I just read this great article by Lachlan Bryan over at Artshub.  I think he makes some excellent points.  Some of my most enduring favourite music has been found because I took a punt and bought a  cd from an unsigned artist on CD baby or I clicked through a link on a music blog to something that sounded interesting and bought the album on itunes or through bandcamp.  I don’t do it enough either anymore- I’ve made a loose rule for myself, that if there is a song being played on independent radio here in Melbourne that I find myself singing along to in the car constantly- I write down the name and go home and look for it on a digital store.  Last one I’ve nabbed is Lost Animals– Lose the baby. Such a fantastic song.

There really are amazing songs out there- not just the ones that come to your attention through great marketing and hype.  we all need to stop saying we can’t afford to buy music.  When you only had the options to buy CDs- you saved for that CD you just had to have, you found a way to own it and you played it over and over for weeks.  It’s a brilliant feeling falling in love with a song- be brave, take a punt and actually go and buy some music that you are passionate  about.

> **Data records**:
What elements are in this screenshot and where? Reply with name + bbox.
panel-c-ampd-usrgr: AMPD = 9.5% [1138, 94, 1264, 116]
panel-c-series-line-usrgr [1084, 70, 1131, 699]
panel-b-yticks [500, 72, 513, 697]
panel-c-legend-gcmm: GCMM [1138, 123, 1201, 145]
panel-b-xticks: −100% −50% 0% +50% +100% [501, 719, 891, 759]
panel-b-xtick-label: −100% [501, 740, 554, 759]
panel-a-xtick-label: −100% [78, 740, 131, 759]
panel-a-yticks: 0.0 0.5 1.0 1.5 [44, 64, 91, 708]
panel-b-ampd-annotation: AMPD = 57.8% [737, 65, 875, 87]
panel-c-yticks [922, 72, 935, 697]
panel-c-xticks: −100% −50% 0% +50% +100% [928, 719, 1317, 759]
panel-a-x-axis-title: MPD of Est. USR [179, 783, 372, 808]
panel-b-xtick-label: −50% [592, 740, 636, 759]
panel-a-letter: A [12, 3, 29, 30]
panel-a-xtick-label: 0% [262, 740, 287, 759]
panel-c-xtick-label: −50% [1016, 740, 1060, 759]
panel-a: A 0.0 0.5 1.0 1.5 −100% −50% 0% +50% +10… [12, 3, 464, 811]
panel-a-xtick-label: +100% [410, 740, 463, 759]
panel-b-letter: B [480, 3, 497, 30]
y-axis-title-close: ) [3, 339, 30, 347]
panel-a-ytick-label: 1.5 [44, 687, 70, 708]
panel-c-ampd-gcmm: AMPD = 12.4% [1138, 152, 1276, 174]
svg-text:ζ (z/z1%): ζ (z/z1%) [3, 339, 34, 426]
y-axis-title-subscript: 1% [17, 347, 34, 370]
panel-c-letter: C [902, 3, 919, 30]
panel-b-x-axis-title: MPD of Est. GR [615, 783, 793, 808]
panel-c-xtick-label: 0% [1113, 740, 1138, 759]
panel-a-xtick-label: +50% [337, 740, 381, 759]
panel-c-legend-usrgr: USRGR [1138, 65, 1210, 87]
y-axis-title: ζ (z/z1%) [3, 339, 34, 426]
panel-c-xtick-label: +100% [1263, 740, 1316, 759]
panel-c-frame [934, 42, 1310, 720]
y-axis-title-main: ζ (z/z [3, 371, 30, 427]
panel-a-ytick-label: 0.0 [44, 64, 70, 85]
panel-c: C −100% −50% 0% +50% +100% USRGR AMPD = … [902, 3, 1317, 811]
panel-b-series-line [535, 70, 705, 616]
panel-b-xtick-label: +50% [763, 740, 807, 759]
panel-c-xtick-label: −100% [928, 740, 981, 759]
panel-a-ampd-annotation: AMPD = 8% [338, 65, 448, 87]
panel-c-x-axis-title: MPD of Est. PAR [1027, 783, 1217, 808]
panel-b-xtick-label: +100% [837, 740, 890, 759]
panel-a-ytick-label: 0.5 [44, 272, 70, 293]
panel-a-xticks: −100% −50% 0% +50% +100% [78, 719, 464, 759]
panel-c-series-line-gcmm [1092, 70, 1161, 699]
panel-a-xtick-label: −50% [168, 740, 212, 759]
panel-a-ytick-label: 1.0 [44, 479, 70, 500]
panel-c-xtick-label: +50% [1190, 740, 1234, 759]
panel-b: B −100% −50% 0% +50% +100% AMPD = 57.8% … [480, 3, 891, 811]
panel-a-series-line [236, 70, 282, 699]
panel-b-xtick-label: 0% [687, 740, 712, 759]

> **Tasks to complete**:
• 1. List the named services that the music-buying post says were used to buy albums or CDs.
• 2. From the music-buying post, copy the passage starting at "I just read" and ending at "a fantastic song.".

> **Responses to the tasks**:
• 1.
CD baby
itunes
bandcamp

• 2.
I just read this great article by Lachlan Bryan over at Artshub.  I think he makes some excellent points.  Some of my most enduring favourite music has been found because I took a punt and bought a  cd from an unsigned artist on CD baby or I clicked through a link on a music blog to something that sounded interesting and bought the album on itunes or through bandcamp.  I don’t do it enough either anymore- I’ve made a loose rule for myself, that if there is a song being played on independent radio here in Melbourne that I find myself singing along to in the car constantly- I write down the name and go home and look for it on a digital store.  Last one I’ve nabbed is Lost Animals– Lose the baby. Such a fantastic song.